> _WHAT IS ASKED_
Reproduce the records below in full and without edits, omitting images.

(Dataset entries)
------------------------------------------------------------

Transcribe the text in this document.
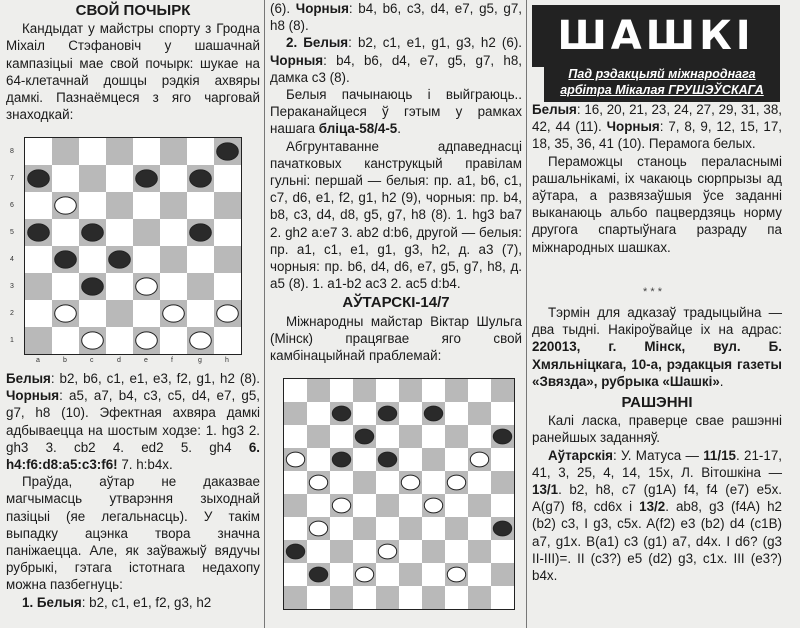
СВОЙ ПОЧЫРК

Кандыдат у майстры спорту з Гродна Міхаіл Стэфановіч у шашачнай кампазіцыі мае свой почырк: шукае на 64-клетачнай дошцы рэдкія ахвяры дамкі. Пазнаёмцеся з яго чарговай знаходкай:

8
7
6
5
4
3
2
1
a	b	c	d	e	f	g	h

Белыя: b2, b6, c1, e1, e3, f2, g1, h2 (8). Чорныя: a5, a7, b4, c3, c5, d4, e7, g5, g7, h8 (10). Эфектная ахвяра дамкі адбываецца на шостым ходзе: 1. hg3 2. gh3 3. cb2 4. ed2 5. gh4 6. h4:f6:d8:a5:c3:f6! 7. h:b4x.

Праўда, аўтар не даказвае магчымасць утварэння зыходнай пазіцыі (яе легальнасць). У такім выпадку ацэнка твора значна паніжаецца. Але, як заўважыў вядучы рубрыкі, гэтага істотнага недахопу можна пазбегнуць:

1. Белыя: b2, c1, e1, f2, g3, h2

(6). Чорныя: b4, b6, c3, d4, e7, g5, g7, h8 (8).

2. Белыя: b2, c1, e1, g1, g3, h2 (6). Чорныя: b4, b6, d4, e7, g5, g7, h8, дамка c3 (8).

Белыя пачынаюць і выйграюць.. Пераканайцеся ў гэтым у рамках нашага бліца-58/4-5.

Абгрунтаванне адпаведнасці пачатковых канструкцый правілам гульні: першай — белыя: пр. a1, b6, c1, c7, d6, e1, f2, g1, h2 (9), чорныя: пр. b4, b8, c3, d4, d8, g5, g7, h8 (8). 1. hg3 ba7 2. gh2 a:e7 3. ab2 d:b6, другой — белыя: пр. a1, c1, e1, g1, g3, h2, д. a3 (7), чорныя: пр. b6, d4, d6, e7, g5, g7, h8, д. a5 (8). 1. a1-b2 ac3 2. ac5 d:b4.

АЎТАРСКІ-14/7

Міжнародны майстар Віктар Шульга (Мінск) працягвае яго свой камбінацыйнай праблемай:

ШАШКІ
Пад рэдакцыяй міжнароднага арбітра Мікалая ГРУШЭЎСКАГА

Белыя: 16, 20, 21, 23, 24, 27, 29, 31, 38, 42, 44 (11). Чорныя: 7, 8, 9, 12, 15, 17, 18, 35, 36, 41 (10). Перамога белых.

Пераможцы станоць пераласнымі рашальнікамі, іх чакаюць сюрпрызы ад аўтара, а развязаўшыя ўсе заданні выканаюць альбо пацвердзяць норму другога спартыўнага разраду па міжнародных шашках.

* * *

Тэрмін для адказаў традыцыйна — два тыдні. Накіроўвайце іх на адрас: 220013, г. Мінск, вул. Б. Хмяльніцкага, 10-а, рэдакцыя газеты «Звязда», рубрыка «Шашкі».

РАШЭННІ

Калі ласка, праверце свае рашэнні ранейшых заданняў.

Аўтарскія: У. Матуса — 11/15. 21-17, 41, 3, 25, 4, 14, 15x, Л. Вітошкіна — 13/1. b2, h8, c7 (g1A) f4, f4 (e7) e5x. A(g7) f8, cd6x і 13/2. ab8, g3 (f4A) h2 (b2) c3, I g3, c5x. A(f2) e3 (b2) d4 (c1B) a7, g1x. B(a1) c3 (g1) a7, d4x. I d6? (g3 II-III)=. II (c3?) e5 (d2) g3, c1x. III (e3?) b4x.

------------------------------------------------------------

> _EXERCISE SOLUTION_
Transcribe the text in this document.
СВОЙ ПОЧЫРК

Кандыдат у майстры спорту з Гродна Міхаіл Стэфановіч у шашачнай кампазіцыі мае свой почырк: шукае на 64-клетачнай дошцы рэдкія ахвяры дамкі. Пазнаёмцеся з яго чарговай знаходкай:

8
7
6
5
4
3
2
1
a	b	c	d	e	f	g	h

Белыя: b2, b6, c1, e1, e3, f2, g1, h2 (8). Чорныя: a5, a7, b4, c3, c5, d4, e7, g5, g7, h8 (10). Эфектная ахвяра дамкі адбываецца на шостым ходзе: 1. hg3 2. gh3 3. cb2 4. ed2 5. gh4 6. h4:f6:d8:a5:c3:f6! 7. h:b4x.

Праўда, аўтар не даказвае магчымасць утварэння зыходнай пазіцыі (яе легальнасць). У такім выпадку ацэнка твора значна паніжаецца. Але, як заўважыў вядучы рубрыкі, гэтага істотнага недахопу можна пазбегнуць:

1. Белыя: b2, c1, e1, f2, g3, h2

(6). Чорныя: b4, b6, c3, d4, e7, g5, g7, h8 (8).

2. Белыя: b2, c1, e1, g1, g3, h2 (6). Чорныя: b4, b6, d4, e7, g5, g7, h8, дамка c3 (8).

Белыя пачынаюць і выйграюць.. Пераканайцеся ў гэтым у рамках нашага бліца-58/4-5.

Абгрунтаванне адпаведнасці пачатковых канструкцый правілам гульні: першай — белыя: пр. a1, b6, c1, c7, d6, e1, f2, g1, h2 (9), чорныя: пр. b4, b8, c3, d4, d8, g5, g7, h8 (8). 1. hg3 ba7 2. gh2 a:e7 3. ab2 d:b6, другой — белыя: пр. a1, c1, e1, g1, g3, h2, д. a3 (7), чорныя: пр. b6, d4, d6, e7, g5, g7, h8, д. a5 (8). 1. a1-b2 ac3 2. ac5 d:b4.

АЎТАРСКІ-14/7

Міжнародны майстар Віктар Шульга (Мінск) працягвае яго свой камбінацыйнай праблемай:

ШАШКІ
Пад рэдакцыяй міжнароднага арбітра Мікалая ГРУШЭЎСКАГА

Белыя: 16, 20, 21, 23, 24, 27, 29, 31, 38, 42, 44 (11). Чорныя: 7, 8, 9, 12, 15, 17, 18, 35, 36, 41 (10). Перамога белых.

Пераможцы станоць пераласнымі рашальнікамі, іх чакаюць сюрпрызы ад аўтара, а развязаўшыя ўсе заданні выканаюць альбо пацвердзяць норму другога спартыўнага разраду па міжнародных шашках.

* * *

Тэрмін для адказаў традыцыйна — два тыдні. Накіроўвайце іх на адрас: 220013, г. Мінск, вул. Б. Хмяльніцкага, 10-а, рэдакцыя газеты «Звязда», рубрыка «Шашкі».

РАШЭННІ

Калі ласка, праверце свае рашэнні ранейшых заданняў.

Аўтарскія: У. Матуса — 11/15. 21-17, 41, 3, 25, 4, 14, 15x, Л. Вітошкіна — 13/1. b2, h8, c7 (g1A) f4, f4 (e7) e5x. A(g7) f8, cd6x і 13/2. ab8, g3 (f4A) h2 (b2) c3, I g3, c5x. A(f2) e3 (b2) d4 (c1B) a7, g1x. B(a1) c3 (g1) a7, d4x. I d6? (g3 II-III)=. II (c3?) e5 (d2) g3, c1x. III (e3?) b4x.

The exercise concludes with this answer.